** 指示文 **
リストの先頭から「logs-card: Logs [ 04」を含む行までを、両端の行も含めて一字一句そのまま書き写してもらえますか？

データ収集の記録:
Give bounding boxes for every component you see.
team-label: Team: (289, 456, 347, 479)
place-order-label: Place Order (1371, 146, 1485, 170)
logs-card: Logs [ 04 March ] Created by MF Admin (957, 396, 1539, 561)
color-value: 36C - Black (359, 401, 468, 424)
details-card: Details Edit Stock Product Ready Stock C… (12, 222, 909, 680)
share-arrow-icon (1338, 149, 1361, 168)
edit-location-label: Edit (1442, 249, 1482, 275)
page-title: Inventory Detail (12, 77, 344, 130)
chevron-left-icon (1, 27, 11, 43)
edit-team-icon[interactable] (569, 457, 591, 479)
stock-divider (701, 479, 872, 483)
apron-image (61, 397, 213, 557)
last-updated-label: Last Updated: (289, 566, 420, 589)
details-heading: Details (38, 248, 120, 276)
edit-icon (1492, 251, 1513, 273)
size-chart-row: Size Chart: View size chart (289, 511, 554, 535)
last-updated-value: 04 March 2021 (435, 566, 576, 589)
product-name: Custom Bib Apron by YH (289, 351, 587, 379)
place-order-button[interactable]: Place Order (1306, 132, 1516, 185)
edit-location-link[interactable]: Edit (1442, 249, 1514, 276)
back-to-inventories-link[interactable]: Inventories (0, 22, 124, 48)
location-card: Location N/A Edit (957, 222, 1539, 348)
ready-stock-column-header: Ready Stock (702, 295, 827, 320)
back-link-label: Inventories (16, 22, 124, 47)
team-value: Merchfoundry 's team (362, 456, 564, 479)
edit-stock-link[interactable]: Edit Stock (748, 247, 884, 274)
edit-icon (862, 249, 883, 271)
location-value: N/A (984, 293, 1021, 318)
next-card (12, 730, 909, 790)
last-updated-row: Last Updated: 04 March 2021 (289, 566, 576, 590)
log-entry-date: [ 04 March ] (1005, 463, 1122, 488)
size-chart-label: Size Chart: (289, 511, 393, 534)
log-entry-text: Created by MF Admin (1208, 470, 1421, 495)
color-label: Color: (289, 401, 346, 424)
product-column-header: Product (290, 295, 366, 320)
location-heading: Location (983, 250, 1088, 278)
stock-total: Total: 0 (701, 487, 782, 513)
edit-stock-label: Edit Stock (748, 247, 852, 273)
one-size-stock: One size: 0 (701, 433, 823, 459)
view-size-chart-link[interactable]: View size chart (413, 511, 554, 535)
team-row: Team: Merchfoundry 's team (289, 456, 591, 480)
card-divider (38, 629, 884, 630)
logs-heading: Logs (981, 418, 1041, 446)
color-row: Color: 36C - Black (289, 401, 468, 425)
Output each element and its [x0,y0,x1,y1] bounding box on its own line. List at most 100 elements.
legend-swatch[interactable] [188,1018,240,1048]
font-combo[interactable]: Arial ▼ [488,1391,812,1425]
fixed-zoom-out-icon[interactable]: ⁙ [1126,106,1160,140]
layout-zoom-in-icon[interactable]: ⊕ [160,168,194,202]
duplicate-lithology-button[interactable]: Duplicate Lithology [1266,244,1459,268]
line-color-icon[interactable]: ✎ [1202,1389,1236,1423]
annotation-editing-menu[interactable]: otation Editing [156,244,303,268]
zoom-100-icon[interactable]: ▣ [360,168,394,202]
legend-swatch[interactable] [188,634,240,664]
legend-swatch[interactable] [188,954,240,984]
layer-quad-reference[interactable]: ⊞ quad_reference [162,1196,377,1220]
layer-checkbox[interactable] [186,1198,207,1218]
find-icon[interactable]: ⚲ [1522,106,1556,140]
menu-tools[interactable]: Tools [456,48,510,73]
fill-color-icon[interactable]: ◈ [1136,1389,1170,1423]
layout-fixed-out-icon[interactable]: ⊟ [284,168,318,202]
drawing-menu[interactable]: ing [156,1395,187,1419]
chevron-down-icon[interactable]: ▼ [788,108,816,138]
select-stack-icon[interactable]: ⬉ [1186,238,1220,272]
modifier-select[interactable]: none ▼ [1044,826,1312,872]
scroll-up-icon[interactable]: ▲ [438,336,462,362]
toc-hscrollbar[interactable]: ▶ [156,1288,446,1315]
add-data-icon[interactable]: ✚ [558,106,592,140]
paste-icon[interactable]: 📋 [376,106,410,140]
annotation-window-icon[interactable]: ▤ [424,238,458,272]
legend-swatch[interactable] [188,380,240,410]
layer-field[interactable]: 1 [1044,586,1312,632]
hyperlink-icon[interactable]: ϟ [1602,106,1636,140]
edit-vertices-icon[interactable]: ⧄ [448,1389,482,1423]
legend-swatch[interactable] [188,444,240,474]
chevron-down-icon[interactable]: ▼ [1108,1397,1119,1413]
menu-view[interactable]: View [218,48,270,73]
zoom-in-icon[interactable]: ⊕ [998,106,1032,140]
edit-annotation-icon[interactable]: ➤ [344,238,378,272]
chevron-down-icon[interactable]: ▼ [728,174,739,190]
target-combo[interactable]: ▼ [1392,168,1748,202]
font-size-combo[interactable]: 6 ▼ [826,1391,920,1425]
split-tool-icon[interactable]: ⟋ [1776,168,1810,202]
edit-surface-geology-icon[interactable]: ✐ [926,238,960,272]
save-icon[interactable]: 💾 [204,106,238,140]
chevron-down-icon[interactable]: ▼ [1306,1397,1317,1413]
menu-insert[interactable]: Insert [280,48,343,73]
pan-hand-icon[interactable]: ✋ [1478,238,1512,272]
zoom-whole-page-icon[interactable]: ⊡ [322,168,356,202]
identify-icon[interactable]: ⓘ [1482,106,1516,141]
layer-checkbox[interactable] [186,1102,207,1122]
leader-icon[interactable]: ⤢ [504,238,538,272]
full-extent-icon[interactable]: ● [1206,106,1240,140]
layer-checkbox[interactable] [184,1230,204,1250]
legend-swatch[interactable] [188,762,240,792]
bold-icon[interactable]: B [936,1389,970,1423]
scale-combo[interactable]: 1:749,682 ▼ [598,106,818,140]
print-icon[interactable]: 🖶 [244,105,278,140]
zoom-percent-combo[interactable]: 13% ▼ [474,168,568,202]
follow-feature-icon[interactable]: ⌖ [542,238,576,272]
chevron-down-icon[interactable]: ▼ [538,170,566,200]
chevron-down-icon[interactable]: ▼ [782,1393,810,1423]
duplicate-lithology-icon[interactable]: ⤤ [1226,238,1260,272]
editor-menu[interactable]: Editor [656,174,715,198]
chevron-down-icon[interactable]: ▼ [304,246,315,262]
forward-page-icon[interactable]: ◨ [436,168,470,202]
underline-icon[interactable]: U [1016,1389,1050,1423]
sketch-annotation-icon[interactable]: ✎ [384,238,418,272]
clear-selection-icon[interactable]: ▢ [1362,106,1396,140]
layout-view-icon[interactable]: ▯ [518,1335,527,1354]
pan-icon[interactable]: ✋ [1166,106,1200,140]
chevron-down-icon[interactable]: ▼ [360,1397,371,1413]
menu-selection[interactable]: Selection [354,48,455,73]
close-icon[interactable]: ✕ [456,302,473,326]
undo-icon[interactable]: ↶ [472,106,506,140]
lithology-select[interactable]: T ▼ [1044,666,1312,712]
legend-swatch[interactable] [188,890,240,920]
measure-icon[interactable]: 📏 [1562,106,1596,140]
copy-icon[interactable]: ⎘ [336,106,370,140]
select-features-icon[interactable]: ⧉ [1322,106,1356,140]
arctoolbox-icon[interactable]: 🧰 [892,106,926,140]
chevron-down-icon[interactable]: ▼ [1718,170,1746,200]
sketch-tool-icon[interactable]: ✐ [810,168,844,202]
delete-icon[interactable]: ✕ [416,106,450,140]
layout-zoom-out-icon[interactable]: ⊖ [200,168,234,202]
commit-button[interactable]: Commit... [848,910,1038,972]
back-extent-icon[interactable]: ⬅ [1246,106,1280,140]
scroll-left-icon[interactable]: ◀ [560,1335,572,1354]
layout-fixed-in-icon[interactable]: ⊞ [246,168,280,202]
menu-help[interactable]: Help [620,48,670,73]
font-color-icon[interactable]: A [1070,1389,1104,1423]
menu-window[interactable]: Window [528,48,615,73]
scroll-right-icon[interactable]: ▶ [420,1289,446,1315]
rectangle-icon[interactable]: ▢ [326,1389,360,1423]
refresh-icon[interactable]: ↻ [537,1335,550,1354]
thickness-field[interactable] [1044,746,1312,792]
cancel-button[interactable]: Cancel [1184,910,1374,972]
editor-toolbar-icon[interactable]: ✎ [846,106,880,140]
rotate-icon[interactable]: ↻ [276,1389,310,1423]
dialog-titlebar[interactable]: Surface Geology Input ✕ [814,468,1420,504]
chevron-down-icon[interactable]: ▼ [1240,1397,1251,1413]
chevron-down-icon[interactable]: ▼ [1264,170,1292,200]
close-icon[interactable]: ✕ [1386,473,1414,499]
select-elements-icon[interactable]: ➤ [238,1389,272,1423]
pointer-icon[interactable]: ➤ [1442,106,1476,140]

** 解答例 **
Give bounding boxes for every component you see.
team-label: Team: (289, 456, 347, 479)
place-order-label: Place Order (1371, 146, 1485, 170)
logs-card: Logs [ 04 March ] Created by MF Admin (957, 396, 1539, 561)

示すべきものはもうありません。